■ **Challenge**: Print the listing below exactly.
• • • • • • •
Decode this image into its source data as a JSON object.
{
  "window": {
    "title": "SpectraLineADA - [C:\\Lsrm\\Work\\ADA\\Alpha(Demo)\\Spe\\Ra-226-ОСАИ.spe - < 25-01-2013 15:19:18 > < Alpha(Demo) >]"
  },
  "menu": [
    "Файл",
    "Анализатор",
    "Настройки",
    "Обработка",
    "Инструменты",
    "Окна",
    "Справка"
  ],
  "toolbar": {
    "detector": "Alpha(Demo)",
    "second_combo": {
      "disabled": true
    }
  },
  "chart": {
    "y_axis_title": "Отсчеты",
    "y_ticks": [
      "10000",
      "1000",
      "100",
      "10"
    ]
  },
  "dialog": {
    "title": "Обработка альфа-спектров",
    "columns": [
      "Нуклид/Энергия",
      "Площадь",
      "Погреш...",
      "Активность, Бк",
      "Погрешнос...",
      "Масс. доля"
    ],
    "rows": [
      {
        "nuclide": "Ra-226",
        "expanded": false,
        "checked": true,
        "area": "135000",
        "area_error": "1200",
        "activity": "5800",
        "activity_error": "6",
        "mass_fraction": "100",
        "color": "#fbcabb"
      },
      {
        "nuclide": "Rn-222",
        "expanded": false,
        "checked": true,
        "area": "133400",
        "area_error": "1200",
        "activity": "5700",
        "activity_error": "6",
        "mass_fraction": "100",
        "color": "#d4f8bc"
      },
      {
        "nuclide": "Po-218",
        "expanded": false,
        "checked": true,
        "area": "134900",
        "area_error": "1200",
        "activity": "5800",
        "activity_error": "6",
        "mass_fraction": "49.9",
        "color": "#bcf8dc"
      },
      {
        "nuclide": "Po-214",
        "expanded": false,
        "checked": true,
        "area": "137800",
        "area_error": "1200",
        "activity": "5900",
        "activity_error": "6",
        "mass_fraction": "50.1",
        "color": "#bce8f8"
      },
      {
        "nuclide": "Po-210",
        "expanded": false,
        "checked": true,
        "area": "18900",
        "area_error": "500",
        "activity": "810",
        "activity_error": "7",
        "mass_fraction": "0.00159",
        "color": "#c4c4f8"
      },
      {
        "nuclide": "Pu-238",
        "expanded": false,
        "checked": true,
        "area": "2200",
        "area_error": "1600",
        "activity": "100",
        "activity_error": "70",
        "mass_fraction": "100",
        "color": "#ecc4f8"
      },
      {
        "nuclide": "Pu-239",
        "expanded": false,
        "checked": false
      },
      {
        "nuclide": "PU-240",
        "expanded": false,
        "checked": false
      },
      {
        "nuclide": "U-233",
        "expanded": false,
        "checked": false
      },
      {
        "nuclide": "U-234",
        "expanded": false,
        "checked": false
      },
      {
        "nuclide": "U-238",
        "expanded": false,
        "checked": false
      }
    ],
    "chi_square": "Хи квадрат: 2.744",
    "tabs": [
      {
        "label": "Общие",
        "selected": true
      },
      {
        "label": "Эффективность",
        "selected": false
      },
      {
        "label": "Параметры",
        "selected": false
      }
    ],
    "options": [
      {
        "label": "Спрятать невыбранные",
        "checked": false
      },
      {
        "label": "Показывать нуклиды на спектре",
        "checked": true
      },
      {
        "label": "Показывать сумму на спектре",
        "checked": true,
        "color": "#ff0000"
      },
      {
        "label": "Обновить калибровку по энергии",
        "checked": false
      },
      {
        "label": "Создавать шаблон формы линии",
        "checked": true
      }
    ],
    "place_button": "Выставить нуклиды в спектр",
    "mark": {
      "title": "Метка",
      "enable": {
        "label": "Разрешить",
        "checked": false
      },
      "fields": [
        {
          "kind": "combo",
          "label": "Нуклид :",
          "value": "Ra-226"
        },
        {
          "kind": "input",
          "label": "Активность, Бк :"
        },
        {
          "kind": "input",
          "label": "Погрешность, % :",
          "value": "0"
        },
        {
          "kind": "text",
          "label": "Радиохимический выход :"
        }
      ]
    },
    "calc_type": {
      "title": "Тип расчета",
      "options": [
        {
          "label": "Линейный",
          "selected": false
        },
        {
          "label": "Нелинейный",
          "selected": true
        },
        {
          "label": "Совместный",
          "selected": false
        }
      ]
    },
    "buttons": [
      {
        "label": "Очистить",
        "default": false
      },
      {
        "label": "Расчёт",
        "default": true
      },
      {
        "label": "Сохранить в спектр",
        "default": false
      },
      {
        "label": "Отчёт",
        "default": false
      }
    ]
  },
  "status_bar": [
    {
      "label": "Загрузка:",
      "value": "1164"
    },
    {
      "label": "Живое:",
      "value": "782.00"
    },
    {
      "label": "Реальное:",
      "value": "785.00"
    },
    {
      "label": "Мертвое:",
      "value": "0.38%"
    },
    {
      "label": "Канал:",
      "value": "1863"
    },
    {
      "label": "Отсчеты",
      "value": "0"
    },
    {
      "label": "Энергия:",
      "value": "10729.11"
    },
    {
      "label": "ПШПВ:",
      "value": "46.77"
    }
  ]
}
• • • • • • •
■ **Response to the task**:
Decode this image into its source data as a JSON object.
{
  "window": {
    "title": "SpectraLineADA - [C:\\Lsrm\\Work\\ADA\\Alpha(Demo)\\Spe\\Ra-226-ОСАИ.spe - < 25-01-2013 15:19:18 > < Alpha(Demo) >]"
  },
  "menu": [
    "Файл",
    "Анализатор",
    "Настройки",
    "Обработка",
    "Инструменты",
    "Окна",
    "Справка"
  ],
  "toolbar": {
    "detector": "Alpha(Demo)",
    "second_combo": {
      "disabled": true
    }
  },
  "chart": {
    "y_axis_title": "Отсчеты",
    "y_ticks": [
      "10000",
      "1000",
      "100",
      "10"
    ]
  },
  "dialog": {
    "title": "Обработка альфа-спектров",
    "columns": [
      "Нуклид/Энергия",
      "Площадь",
      "Погреш...",
      "Активность, Бк",
      "Погрешнос...",
      "Масс. доля"
    ],
    "rows": [
      {
        "nuclide": "Ra-226",
        "expanded": false,
        "checked": true,
        "area": "135000",
        "area_error": "1200",
        "activity": "5800",
        "activity_error": "6",
        "mass_fraction": "100",
        "color": "#fbcabb"
      },
      {
        "nuclide": "Rn-222",
        "expanded": false,
        "checked": true,
        "area": "133400",
        "area_error": "1200",
        "activity": "5700",
        "activity_error": "6",
        "mass_fraction": "100",
        "color": "#d4f8bc"
      },
      {
        "nuclide": "Po-218",
        "expanded": false,
        "checked": true,
        "area": "134900",
        "area_error": "1200",
        "activity": "5800",
        "activity_error": "6",
        "mass_fraction": "49.9",
        "color": "#bcf8dc"
      },
      {
        "nuclide": "Po-214",
        "expanded": false,
        "checked": true,
        "area": "137800",
        "area_error": "1200",
        "activity": "5900",
        "activity_error": "6",
        "mass_fraction": "50.1",
        "color": "#bce8f8"
      },
      {
        "nuclide": "Po-210",
        "expanded": false,
        "checked": true,
        "area": "18900",
        "area_error": "500",
        "activity": "810",
        "activity_error": "7",
        "mass_fraction": "0.00159",
        "color": "#c4c4f8"
      },
      {
        "nuclide": "Pu-238",
        "expanded": false,
        "checked": true,
        "area": "2200",
        "area_error": "1600",
        "activity": "100",
        "activity_error": "70",
        "mass_fraction": "100",
        "color": "#ecc4f8"
      },
      {
        "nuclide": "Pu-239",
        "expanded": false,
        "checked": false
      },
      {
        "nuclide": "PU-240",
        "expanded": false,
        "checked": false
      },
      {
        "nuclide": "U-233",
        "expanded": false,
        "checked": false
      },
      {
        "nuclide": "U-234",
        "expanded": false,
        "checked": false
      },
      {
        "nuclide": "U-238",
        "expanded": false,
        "checked": false
      }
    ],
    "chi_square": "Хи квадрат: 2.744",
    "tabs": [
      {
        "label": "Общие",
        "selected": true
      },
      {
        "label": "Эффективность",
        "selected": false
      },
      {
        "label": "Параметры",
        "selected": false
      }
    ],
    "options": [
      {
        "label": "Спрятать невыбранные",
        "checked": false
      },
      {
        "label": "Показывать нуклиды на спектре",
        "checked": true
      },
      {
        "label": "Показывать сумму на спектре",
        "checked": true,
        "color": "#ff0000"
      },
      {
        "label": "Обновить калибровку по энергии",
        "checked": false
      },
      {
        "label": "Создавать шаблон формы линии",
        "checked": true
      }
    ],
    "place_button": "Выставить нуклиды в спектр",
    "mark": {
      "title": "Метка",
      "enable": {
        "label": "Разрешить",
        "checked": false
      },
      "fields": [
        {
          "kind": "combo",
          "label": "Нуклид :",
          "value": "Ra-226"
        },
        {
          "kind": "input",
          "label": "Активность, Бк :"
        },
        {
          "kind": "input",
          "label": "Погрешность, % :",
          "value": "0"
        },
        {
          "kind": "text",
          "label": "Радиохимический выход :"
        }
      ]
    },
    "calc_type": {
      "title": "Тип расчета",
      "options": [
        {
          "label": "Линейный",
          "selected": false
        },
        {
          "label": "Нелинейный",
          "selected": true
        },
        {
          "label": "Совместный",
          "selected": false
        }
      ]
    },
    "buttons": [
      {
        "label": "Очистить",
        "default": false
      },
      {
        "label": "Расчёт",
        "default": true
      },
      {
        "label": "Сохранить в спектр",
        "default": false
      },
      {
        "label": "Отчёт",
        "default": false
      }
    ]
  },
  "status_bar": [
    {
      "label": "Загрузка:",
      "value": "1164"
    },
    {
      "label": "Живое:",
      "value": "782.00"
    },
    {
      "label": "Реальное:",
      "value": "785.00"
    },
    {
      "label": "Мертвое:",
      "value": "0.38%"
    },
    {
      "label": "Канал:",
      "value": "1863"
    },
    {
      "label": "Отсчеты",
      "value": "0"
    },
    {
      "label": "Энергия:",
      "value": "10729.11"
    },
    {
      "label": "ПШПВ:",
      "value": "46.77"
    }
  ]
}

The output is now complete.